• [WHAT TO PRODUCE] Provide an exact transcription of all the records.

[Dataset records]
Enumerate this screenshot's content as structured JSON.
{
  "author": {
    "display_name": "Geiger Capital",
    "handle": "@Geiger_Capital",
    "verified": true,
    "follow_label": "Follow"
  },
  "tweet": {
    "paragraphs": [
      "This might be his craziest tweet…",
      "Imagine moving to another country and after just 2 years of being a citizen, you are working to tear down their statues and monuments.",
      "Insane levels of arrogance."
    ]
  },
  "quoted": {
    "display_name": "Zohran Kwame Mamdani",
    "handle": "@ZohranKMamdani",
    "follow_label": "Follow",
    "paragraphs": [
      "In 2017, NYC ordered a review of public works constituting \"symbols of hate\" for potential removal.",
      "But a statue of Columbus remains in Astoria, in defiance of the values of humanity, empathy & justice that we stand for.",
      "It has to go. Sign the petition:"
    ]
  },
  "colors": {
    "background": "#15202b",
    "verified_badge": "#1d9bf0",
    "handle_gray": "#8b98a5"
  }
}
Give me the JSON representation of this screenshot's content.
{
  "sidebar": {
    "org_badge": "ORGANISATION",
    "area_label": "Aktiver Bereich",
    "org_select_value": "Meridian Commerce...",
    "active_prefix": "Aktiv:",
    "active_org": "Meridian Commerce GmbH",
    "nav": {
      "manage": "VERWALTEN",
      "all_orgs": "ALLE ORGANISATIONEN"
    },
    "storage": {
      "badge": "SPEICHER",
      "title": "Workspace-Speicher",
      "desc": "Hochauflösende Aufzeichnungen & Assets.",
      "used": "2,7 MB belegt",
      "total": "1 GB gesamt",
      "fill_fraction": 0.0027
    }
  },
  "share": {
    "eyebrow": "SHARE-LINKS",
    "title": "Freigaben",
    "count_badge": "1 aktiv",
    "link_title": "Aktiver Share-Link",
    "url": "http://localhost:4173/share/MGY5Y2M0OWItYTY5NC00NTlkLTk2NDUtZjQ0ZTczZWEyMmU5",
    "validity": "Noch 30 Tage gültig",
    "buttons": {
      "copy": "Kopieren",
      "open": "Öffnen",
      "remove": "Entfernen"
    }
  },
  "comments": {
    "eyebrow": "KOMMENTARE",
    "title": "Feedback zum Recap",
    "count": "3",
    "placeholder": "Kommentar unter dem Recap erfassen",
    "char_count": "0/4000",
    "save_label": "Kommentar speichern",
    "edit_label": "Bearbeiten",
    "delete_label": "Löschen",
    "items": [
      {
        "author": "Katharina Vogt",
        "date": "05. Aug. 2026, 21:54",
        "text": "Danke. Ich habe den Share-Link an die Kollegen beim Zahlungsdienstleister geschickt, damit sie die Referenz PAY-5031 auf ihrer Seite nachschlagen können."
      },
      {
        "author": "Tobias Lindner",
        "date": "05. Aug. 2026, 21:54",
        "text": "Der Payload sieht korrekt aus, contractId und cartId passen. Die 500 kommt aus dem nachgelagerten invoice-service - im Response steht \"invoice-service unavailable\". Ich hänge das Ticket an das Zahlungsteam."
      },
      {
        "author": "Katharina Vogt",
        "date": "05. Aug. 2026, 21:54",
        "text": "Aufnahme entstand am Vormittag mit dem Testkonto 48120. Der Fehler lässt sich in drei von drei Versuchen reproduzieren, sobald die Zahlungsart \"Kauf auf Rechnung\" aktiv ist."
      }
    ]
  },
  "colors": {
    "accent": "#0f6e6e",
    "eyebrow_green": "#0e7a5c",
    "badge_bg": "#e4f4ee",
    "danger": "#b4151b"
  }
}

• [IN RESPONSE]
Enumerate this screenshot's content as structured JSON.
{
  "author": {
    "display_name": "Geiger Capital",
    "handle": "@Geiger_Capital",
    "verified": true,
    "follow_label": "Follow"
  },
  "tweet": {
    "paragraphs": [
      "This might be his craziest tweet…",
      "Imagine moving to another country and after just 2 years of being a citizen, you are working to tear down their statues and monuments.",
      "Insane levels of arrogance."
    ]
  },
  "quoted": {
    "display_name": "Zohran Kwame Mamdani",
    "handle": "@ZohranKMamdani",
    "follow_label": "Follow",
    "paragraphs": [
      "In 2017, NYC ordered a review of public works constituting \"symbols of hate\" for potential removal.",
      "But a statue of Columbus remains in Astoria, in defiance of the values of humanity, empathy & justice that we stand for.",
      "It has to go. Sign the petition:"
    ]
  },
  "colors": {
    "background": "#15202b",
    "verified_badge": "#1d9bf0",
    "handle_gray": "#8b98a5"
  }
}
Give me the JSON representation of this screenshot's content.
{
  "sidebar": {
    "org_badge": "ORGANISATION",
    "area_label": "Aktiver Bereich",
    "org_select_value": "Meridian Commerce...",
    "active_prefix": "Aktiv:",
    "active_org": "Meridian Commerce GmbH",
    "nav": {
      "manage": "VERWALTEN",
      "all_orgs": "ALLE ORGANISATIONEN"
    },
    "storage": {
      "badge": "SPEICHER",
      "title": "Workspace-Speicher",
      "desc": "Hochauflösende Aufzeichnungen & Assets.",
      "used": "2,7 MB belegt",
      "total": "1 GB gesamt",
      "fill_fraction": 0.0027
    }
  },
  "share": {
    "eyebrow": "SHARE-LINKS",
    "title": "Freigaben",
    "count_badge": "1 aktiv",
    "link_title": "Aktiver Share-Link",
    "url": "http://localhost:4173/share/MGY5Y2M0OWItYTY5NC00NTlkLTk2NDUtZjQ0ZTczZWEyMmU5",
    "validity": "Noch 30 Tage gültig",
    "buttons": {
      "copy": "Kopieren",
      "open": "Öffnen",
      "remove": "Entfernen"
    }
  },
  "comments": {
    "eyebrow": "KOMMENTARE",
    "title": "Feedback zum Recap",
    "count": "3",
    "placeholder": "Kommentar unter dem Recap erfassen",
    "char_count": "0/4000",
    "save_label": "Kommentar speichern",
    "edit_label": "Bearbeiten",
    "delete_label": "Löschen",
    "items": [
      {
        "author": "Katharina Vogt",
        "date": "05. Aug. 2026, 21:54",
        "text": "Danke. Ich habe den Share-Link an die Kollegen beim Zahlungsdienstleister geschickt, damit sie die Referenz PAY-5031 auf ihrer Seite nachschlagen können."
      },
      {
        "author": "Tobias Lindner",
        "date": "05. Aug. 2026, 21:54",
        "text": "Der Payload sieht korrekt aus, contractId und cartId passen. Die 500 kommt aus dem nachgelagerten invoice-service - im Response steht \"invoice-service unavailable\". Ich hänge das Ticket an das Zahlungsteam."
      },
      {
        "author": "Katharina Vogt",
        "date": "05. Aug. 2026, 21:54",
        "text": "Aufnahme entstand am Vormittag mit dem Testkonto 48120. Der Fehler lässt sich in drei von drei Versuchen reproduzieren, sobald die Zahlungsart \"Kauf auf Rechnung\" aktiv ist."
      }
    ]
  },
  "colors": {
    "accent": "#0f6e6e",
    "eyebrow_green": "#0e7a5c",
    "badge_bg": "#e4f4ee",
    "danger": "#b4151b"
  }
}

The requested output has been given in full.